(Records from a dataset)
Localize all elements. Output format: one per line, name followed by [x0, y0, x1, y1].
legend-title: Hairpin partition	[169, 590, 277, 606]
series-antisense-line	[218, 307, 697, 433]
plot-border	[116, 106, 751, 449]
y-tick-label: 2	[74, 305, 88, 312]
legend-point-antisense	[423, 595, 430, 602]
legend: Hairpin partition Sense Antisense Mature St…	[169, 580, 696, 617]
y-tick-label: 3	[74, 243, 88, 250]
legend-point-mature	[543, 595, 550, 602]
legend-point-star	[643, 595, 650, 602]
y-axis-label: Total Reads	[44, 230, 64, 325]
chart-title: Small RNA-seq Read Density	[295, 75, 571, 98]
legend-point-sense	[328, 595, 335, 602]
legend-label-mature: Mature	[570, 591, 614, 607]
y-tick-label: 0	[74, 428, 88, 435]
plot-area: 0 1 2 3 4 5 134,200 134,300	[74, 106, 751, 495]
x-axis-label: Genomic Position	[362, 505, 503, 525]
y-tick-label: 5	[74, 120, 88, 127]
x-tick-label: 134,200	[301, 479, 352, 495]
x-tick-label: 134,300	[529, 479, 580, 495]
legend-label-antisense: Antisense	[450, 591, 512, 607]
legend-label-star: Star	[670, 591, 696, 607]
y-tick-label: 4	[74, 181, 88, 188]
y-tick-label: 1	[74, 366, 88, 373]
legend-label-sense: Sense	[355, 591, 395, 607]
==
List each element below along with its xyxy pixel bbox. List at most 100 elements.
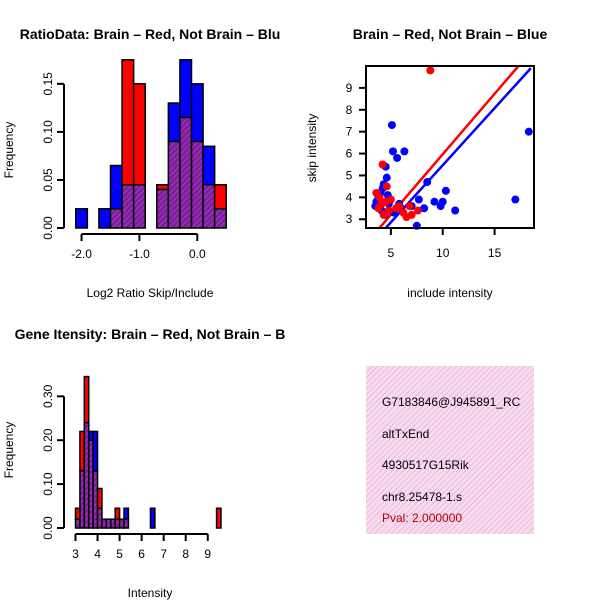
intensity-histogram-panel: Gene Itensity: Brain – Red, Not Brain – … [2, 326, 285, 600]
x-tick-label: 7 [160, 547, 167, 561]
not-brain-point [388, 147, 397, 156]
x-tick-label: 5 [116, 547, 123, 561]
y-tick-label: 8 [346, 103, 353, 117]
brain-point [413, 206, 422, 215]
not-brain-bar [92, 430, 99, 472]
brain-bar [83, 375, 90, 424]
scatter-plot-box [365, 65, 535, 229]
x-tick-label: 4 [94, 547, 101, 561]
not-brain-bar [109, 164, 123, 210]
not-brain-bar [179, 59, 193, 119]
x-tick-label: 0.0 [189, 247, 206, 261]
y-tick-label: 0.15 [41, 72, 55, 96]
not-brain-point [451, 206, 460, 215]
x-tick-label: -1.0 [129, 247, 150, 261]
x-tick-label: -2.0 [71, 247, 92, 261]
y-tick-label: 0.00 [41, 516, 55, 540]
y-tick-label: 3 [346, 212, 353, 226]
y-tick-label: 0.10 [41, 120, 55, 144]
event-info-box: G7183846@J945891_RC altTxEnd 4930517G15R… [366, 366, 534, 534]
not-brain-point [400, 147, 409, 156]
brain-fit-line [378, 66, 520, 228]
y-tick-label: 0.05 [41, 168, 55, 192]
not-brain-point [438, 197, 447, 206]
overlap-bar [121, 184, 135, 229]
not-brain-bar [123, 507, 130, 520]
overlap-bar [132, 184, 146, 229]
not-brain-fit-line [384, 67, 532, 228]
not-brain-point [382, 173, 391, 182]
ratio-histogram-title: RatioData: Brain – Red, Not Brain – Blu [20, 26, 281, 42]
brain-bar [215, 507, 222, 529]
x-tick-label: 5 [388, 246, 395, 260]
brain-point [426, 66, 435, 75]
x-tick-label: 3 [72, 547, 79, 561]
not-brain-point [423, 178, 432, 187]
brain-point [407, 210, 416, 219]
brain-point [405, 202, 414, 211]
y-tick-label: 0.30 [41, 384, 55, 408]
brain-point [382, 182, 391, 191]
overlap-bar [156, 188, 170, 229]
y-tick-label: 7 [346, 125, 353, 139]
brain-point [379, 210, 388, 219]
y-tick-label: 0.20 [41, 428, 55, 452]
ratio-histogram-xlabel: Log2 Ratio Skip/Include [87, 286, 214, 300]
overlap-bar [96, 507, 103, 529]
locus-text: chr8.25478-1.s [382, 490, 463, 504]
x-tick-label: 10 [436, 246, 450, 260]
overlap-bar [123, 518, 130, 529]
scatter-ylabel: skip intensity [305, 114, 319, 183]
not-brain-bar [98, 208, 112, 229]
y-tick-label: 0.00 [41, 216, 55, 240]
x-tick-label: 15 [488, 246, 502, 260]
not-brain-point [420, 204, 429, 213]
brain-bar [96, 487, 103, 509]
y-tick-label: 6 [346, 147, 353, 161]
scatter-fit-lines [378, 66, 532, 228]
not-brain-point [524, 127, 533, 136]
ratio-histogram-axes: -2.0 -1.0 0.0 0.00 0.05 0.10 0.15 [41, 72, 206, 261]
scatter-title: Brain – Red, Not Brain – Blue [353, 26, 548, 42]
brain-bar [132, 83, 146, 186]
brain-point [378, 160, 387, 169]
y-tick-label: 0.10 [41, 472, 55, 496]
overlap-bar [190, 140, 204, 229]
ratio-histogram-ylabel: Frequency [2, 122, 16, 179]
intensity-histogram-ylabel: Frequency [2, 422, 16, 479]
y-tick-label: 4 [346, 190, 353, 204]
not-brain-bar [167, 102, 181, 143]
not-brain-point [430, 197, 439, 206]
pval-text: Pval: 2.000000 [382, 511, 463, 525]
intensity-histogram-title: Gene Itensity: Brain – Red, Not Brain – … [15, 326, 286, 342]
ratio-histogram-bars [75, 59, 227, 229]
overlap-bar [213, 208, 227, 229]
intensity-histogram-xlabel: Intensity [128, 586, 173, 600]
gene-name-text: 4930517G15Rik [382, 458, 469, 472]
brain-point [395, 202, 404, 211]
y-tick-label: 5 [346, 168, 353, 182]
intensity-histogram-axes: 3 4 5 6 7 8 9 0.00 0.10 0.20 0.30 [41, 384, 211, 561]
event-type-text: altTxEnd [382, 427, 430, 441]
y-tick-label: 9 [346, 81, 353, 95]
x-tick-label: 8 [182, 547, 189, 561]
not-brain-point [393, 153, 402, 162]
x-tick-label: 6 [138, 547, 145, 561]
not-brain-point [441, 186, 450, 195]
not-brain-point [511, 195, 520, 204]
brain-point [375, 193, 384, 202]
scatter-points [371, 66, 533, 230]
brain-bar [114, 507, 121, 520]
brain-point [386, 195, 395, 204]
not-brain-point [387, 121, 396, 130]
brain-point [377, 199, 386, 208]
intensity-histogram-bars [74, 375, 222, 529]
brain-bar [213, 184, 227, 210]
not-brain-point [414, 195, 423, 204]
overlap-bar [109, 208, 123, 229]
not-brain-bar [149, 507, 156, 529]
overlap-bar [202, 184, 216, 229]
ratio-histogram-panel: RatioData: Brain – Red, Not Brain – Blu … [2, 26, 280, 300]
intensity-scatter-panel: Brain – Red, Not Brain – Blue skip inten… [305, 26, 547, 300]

## ABOUT THIS TASK
Starting from the records above, filter out all lines except those containing the word "Frequency".

## ANSWER SPACE
ratio-histogram-ylabel: Frequency [2, 122, 16, 179]
intensity-histogram-ylabel: Frequency [2, 422, 16, 479]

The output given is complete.